(Records from a collection of figures)
<<<<

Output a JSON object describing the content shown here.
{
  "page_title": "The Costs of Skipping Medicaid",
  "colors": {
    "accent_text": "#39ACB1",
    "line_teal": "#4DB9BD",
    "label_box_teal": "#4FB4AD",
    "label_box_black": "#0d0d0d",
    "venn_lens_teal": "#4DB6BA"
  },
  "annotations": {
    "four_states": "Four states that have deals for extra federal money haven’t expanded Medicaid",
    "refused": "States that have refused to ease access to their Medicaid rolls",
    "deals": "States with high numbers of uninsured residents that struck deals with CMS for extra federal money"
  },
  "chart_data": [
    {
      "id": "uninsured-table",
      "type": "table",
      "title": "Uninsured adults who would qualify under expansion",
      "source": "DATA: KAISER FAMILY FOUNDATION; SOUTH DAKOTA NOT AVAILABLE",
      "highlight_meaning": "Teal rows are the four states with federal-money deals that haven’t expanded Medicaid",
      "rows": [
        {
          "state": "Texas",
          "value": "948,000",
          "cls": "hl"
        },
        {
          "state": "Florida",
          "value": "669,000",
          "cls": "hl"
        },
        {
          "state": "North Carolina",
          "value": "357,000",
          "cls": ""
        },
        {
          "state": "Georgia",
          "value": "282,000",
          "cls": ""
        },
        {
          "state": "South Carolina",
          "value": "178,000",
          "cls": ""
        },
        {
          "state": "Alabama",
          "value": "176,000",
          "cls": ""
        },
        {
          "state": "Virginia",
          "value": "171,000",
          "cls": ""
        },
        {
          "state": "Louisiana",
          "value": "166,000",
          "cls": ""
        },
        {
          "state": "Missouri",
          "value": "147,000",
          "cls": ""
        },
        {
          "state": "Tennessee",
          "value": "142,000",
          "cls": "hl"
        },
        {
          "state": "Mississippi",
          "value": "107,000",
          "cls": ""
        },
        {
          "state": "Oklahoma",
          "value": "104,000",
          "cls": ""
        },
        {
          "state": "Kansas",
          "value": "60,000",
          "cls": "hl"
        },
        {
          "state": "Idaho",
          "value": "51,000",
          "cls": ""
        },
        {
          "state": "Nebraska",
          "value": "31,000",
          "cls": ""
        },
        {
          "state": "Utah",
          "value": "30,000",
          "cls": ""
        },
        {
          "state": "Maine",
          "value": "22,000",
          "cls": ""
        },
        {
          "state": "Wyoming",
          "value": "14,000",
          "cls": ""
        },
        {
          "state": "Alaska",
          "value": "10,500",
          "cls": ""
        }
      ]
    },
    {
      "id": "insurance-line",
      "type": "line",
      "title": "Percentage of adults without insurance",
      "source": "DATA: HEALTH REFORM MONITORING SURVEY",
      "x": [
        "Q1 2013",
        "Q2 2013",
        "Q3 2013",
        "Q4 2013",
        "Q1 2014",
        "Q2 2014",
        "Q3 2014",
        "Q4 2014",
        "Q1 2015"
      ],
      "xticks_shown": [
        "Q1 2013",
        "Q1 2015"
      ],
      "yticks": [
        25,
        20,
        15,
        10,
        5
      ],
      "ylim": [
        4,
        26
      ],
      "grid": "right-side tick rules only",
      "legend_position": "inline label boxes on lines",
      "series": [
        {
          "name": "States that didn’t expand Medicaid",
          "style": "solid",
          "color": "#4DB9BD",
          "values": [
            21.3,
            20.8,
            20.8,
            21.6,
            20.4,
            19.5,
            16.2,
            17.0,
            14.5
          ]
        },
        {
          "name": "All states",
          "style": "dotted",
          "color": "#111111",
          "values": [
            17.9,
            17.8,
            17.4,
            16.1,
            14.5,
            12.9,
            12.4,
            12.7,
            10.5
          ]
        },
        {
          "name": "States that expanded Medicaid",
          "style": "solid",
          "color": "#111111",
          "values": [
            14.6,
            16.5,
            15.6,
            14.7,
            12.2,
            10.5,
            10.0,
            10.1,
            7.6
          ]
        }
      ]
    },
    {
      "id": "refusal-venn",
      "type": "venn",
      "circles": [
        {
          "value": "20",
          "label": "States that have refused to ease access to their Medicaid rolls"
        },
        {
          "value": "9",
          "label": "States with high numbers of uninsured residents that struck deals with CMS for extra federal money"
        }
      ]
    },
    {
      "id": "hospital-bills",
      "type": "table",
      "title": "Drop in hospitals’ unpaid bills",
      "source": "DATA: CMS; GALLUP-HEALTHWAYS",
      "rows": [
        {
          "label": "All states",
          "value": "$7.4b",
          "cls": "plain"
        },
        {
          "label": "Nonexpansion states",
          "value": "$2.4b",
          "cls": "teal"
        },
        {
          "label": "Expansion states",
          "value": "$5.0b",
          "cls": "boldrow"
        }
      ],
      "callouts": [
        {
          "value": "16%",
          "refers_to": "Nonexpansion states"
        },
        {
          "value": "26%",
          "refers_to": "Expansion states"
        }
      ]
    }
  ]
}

>>>>

• WRITTEN PROBLEM
Every line that holds the word "ease" should be extracted.

• OUTPUT BELOW
    "refused": "States that have refused to ease access to their Medicaid rolls",
          "label": "States that have refused to ease access to their Medicaid rolls"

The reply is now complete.